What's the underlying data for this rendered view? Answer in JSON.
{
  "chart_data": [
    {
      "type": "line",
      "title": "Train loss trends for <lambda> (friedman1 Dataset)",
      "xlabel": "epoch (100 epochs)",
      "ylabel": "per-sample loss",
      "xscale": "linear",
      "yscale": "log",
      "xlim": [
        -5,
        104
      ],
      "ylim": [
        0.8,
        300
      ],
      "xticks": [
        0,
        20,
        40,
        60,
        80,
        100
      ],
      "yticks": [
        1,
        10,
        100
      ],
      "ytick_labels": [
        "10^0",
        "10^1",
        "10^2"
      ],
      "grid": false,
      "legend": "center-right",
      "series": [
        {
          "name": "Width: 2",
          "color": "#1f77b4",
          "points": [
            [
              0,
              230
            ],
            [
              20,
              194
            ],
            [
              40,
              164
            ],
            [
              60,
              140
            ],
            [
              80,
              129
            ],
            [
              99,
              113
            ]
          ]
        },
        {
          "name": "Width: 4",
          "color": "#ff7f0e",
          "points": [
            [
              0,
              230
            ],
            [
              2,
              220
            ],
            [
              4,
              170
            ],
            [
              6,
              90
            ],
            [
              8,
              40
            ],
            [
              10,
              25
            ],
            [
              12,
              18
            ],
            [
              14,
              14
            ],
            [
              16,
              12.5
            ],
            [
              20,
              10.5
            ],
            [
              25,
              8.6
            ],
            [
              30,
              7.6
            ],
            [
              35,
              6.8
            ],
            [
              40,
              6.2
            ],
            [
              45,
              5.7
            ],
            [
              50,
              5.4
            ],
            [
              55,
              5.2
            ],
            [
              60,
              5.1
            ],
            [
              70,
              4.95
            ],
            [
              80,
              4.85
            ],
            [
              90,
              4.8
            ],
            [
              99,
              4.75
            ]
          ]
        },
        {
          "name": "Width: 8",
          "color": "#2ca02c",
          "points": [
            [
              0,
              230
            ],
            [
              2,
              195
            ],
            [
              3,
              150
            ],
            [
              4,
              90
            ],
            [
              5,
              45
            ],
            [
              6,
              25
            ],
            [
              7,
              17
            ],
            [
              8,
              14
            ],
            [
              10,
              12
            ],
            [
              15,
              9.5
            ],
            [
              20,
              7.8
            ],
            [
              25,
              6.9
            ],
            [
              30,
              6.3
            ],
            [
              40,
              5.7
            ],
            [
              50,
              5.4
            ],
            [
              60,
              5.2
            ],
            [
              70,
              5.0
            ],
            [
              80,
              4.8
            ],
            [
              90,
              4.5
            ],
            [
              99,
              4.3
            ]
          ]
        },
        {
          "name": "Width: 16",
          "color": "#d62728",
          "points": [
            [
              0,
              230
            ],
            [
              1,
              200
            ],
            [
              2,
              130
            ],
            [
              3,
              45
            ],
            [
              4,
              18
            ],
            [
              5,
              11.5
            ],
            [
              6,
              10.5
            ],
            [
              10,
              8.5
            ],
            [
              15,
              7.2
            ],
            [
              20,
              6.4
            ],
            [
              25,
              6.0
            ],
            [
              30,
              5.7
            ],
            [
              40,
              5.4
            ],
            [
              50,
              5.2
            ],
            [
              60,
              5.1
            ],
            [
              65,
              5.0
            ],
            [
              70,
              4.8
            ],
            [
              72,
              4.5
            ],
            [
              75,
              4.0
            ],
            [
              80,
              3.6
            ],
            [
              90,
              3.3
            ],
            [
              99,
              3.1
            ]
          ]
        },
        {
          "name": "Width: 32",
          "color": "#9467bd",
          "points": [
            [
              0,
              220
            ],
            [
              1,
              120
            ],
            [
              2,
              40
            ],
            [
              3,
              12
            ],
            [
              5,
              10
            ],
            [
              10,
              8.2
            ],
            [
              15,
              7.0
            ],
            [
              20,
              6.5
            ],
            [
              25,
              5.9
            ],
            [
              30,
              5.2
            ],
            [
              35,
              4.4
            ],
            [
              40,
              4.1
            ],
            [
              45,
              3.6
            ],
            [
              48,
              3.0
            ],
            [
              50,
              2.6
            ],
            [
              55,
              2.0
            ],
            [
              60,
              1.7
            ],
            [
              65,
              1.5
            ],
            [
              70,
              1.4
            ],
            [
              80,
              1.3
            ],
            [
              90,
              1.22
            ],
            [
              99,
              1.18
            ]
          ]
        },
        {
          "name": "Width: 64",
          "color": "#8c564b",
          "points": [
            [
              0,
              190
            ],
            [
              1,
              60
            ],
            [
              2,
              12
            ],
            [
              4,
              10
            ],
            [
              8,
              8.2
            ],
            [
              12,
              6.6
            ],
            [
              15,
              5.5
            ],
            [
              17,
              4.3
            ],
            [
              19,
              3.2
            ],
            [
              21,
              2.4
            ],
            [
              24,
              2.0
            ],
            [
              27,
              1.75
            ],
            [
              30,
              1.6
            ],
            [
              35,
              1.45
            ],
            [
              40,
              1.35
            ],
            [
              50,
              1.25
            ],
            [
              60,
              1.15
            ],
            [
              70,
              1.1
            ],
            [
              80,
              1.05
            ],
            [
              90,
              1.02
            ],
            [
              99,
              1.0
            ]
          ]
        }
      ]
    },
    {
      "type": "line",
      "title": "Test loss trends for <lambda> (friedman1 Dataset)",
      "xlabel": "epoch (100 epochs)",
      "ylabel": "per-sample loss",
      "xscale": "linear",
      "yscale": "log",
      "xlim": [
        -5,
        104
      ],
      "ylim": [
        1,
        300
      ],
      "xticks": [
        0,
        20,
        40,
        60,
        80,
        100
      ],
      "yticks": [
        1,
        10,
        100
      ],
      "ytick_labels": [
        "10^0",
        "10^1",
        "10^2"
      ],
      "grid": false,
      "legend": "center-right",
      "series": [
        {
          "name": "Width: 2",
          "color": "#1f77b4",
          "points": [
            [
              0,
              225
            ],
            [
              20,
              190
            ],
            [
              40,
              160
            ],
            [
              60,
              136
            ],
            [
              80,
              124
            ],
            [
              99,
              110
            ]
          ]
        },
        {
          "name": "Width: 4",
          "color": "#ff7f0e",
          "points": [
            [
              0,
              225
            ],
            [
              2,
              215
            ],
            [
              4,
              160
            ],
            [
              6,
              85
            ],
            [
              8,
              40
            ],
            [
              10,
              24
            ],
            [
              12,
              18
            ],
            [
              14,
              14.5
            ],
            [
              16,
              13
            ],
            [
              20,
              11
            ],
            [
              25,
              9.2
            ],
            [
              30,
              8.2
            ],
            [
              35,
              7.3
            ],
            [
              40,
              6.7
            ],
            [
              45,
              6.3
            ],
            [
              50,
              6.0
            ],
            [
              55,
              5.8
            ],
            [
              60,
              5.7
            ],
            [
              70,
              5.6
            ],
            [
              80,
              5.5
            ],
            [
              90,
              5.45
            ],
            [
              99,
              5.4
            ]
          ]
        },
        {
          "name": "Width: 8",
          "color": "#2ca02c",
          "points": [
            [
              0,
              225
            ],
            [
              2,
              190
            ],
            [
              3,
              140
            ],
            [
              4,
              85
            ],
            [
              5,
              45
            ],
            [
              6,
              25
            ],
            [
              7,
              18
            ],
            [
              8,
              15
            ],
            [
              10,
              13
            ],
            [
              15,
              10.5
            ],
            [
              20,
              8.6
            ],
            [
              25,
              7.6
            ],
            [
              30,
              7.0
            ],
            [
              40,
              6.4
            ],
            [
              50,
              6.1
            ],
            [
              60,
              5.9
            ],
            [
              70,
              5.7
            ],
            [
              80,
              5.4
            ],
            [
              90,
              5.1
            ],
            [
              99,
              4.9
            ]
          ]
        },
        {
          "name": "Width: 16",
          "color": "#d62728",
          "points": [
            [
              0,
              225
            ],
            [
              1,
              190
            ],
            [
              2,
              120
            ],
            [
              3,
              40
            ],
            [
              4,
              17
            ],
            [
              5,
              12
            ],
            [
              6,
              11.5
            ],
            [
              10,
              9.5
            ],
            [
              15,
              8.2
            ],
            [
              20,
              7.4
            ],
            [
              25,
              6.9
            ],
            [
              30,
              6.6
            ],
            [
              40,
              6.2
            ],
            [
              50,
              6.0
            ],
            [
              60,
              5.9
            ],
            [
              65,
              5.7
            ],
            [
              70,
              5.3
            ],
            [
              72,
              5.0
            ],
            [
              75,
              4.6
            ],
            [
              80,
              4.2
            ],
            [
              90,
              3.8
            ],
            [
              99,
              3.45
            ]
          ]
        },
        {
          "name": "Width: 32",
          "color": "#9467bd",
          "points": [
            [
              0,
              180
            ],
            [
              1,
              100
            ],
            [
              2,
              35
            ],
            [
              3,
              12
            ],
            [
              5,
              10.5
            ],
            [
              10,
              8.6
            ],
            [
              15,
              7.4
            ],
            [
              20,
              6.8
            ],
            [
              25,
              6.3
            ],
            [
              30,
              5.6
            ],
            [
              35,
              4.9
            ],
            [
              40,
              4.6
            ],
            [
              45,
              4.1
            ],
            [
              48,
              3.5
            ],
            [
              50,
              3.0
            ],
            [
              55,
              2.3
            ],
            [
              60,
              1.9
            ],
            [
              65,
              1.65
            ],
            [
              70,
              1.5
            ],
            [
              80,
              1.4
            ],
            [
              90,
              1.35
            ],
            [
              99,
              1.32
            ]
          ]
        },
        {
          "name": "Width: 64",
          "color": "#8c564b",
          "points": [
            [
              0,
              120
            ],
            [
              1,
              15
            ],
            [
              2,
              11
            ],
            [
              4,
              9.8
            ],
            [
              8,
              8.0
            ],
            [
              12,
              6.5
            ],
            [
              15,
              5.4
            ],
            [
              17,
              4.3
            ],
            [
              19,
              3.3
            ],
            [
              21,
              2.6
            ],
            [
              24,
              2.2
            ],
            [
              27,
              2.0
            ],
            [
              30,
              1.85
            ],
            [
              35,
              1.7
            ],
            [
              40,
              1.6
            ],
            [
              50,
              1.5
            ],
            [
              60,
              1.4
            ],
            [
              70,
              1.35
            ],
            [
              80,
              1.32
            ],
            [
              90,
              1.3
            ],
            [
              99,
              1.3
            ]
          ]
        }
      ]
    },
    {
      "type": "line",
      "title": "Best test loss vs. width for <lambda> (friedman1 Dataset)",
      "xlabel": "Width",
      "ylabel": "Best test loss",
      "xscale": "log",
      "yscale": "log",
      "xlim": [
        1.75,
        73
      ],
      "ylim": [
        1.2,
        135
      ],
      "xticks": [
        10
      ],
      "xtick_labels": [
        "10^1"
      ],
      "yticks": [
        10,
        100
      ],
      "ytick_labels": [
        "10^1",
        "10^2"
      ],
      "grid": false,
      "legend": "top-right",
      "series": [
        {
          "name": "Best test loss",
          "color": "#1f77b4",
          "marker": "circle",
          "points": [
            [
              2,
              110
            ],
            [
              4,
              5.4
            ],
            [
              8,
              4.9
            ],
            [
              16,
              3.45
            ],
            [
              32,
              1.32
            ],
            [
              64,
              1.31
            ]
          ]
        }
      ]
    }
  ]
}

-- -- --

### Requirement
Pick every line with "Dataset" in it and copy it.

### Exercise solution
      "title": "Train loss trends for <lambda> (friedman1 Dataset)",
      "title": "Test loss trends for <lambda> (friedman1 Dataset)",
      "title": "Best test loss vs. width for <lambda> (friedman1 Dataset)",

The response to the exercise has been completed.